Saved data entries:
- - - - -

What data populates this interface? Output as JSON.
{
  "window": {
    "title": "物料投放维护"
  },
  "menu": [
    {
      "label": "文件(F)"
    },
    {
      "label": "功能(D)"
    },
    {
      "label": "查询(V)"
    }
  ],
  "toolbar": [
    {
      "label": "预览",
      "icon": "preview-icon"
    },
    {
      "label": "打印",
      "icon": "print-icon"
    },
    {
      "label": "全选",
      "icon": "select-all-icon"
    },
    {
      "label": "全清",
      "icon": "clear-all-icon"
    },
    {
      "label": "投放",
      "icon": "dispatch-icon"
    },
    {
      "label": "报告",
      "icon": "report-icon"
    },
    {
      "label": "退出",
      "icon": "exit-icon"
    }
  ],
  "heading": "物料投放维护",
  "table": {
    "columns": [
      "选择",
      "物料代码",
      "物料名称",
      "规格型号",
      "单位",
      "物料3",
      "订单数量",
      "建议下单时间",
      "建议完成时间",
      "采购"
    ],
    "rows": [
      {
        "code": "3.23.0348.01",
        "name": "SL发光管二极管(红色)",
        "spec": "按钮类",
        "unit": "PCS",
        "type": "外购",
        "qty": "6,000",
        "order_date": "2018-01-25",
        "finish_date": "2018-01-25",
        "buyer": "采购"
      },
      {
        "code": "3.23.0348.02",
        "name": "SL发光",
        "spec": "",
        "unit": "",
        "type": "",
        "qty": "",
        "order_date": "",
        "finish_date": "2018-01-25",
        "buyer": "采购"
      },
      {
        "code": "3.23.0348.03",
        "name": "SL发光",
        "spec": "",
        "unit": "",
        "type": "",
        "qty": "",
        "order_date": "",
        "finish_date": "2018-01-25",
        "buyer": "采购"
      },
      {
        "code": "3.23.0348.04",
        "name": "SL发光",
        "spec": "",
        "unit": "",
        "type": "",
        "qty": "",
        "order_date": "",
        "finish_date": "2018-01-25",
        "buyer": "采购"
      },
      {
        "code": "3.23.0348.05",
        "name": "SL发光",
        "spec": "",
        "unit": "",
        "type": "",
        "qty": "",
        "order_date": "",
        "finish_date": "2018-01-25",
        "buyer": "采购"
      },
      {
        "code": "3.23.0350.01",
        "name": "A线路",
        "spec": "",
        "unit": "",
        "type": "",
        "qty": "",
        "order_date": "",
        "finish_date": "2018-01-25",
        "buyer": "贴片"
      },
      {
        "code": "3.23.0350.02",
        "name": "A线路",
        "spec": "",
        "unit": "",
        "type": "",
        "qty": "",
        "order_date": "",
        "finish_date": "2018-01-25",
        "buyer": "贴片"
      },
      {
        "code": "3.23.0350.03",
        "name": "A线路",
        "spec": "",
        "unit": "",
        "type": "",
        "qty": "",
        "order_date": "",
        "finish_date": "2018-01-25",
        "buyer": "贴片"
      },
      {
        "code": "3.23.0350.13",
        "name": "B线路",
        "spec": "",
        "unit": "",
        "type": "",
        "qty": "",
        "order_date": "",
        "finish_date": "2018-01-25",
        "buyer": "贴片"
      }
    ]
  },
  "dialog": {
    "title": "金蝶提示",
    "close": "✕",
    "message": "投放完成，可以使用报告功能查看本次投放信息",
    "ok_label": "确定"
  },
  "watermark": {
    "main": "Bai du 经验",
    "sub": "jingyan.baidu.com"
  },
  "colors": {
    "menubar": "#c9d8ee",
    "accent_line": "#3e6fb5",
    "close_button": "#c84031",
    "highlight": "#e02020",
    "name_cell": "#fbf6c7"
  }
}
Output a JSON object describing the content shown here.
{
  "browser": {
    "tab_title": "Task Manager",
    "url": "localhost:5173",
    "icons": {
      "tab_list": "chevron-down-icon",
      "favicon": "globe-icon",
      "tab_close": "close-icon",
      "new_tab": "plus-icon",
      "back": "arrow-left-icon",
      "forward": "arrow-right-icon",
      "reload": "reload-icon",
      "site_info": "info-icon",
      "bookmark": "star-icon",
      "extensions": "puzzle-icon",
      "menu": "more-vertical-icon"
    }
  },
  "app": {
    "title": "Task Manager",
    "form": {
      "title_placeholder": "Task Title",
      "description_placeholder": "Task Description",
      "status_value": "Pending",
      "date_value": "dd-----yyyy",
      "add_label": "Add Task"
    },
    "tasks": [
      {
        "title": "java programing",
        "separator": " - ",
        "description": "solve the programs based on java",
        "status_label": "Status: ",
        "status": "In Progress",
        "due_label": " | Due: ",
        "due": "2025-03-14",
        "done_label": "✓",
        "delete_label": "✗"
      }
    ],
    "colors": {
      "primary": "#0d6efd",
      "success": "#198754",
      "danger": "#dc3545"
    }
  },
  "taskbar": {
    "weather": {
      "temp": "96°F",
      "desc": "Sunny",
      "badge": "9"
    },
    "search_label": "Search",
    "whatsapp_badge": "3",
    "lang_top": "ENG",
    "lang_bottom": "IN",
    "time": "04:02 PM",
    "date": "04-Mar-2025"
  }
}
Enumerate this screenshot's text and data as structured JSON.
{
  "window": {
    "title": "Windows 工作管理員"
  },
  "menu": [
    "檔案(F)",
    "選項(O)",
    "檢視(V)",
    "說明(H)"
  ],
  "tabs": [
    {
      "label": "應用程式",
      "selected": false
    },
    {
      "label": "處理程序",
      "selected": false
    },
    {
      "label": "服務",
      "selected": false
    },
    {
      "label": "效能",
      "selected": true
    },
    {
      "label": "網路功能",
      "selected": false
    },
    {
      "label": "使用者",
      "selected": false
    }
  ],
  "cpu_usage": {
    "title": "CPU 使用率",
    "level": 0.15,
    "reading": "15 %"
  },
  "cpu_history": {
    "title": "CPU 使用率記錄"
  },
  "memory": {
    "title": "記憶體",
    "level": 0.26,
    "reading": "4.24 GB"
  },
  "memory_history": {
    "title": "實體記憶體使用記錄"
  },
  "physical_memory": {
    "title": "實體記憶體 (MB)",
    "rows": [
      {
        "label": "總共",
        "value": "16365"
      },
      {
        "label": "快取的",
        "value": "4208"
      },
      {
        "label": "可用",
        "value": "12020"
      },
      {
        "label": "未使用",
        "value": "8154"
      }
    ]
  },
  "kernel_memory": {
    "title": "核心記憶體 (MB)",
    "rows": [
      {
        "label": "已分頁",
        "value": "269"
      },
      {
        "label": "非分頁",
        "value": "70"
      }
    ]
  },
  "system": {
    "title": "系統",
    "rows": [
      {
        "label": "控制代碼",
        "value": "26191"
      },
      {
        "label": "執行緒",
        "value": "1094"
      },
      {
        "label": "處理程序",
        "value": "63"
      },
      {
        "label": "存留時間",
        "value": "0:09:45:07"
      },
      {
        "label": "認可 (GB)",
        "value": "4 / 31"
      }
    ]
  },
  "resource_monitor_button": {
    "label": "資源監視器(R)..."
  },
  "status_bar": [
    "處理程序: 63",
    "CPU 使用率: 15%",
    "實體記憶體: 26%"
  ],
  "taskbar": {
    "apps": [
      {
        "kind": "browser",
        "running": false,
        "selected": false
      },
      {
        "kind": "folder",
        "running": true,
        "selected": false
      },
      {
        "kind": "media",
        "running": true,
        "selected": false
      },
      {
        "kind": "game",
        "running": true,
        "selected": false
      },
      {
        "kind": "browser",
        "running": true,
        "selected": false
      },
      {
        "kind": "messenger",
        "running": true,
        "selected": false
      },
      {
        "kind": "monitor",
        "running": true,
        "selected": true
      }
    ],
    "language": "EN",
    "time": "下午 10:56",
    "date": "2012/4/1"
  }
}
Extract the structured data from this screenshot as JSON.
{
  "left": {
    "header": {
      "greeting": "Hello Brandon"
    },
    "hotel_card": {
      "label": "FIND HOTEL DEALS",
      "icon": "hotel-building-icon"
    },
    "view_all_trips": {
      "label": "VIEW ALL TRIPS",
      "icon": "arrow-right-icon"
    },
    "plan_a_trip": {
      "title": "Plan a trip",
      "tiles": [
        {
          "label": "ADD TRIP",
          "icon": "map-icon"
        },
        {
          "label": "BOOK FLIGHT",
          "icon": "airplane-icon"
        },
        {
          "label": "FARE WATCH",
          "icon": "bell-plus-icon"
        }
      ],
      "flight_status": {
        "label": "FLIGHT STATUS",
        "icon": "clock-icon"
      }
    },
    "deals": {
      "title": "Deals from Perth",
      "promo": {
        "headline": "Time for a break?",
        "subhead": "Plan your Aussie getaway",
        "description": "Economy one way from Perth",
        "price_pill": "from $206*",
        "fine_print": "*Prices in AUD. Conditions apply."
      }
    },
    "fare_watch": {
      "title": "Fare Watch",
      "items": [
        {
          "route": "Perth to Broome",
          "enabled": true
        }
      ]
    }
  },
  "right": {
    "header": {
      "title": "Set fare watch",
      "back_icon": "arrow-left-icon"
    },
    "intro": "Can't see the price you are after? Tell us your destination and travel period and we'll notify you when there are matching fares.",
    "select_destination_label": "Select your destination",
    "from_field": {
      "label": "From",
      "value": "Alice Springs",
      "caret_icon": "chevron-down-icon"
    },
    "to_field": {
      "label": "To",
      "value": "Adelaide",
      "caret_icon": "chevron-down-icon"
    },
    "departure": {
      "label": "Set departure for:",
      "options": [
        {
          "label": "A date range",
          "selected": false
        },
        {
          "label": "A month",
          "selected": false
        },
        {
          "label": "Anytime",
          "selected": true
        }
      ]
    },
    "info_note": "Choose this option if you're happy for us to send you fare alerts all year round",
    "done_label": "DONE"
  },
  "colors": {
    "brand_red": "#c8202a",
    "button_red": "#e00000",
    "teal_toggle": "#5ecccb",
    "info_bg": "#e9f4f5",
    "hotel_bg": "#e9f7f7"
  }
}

- - - - -

### Instruction
Look above for every line with the word "plus" and copy it.

### Expected output
      "new_tab": "plus-icon",
          "icon": "bell-plus-icon"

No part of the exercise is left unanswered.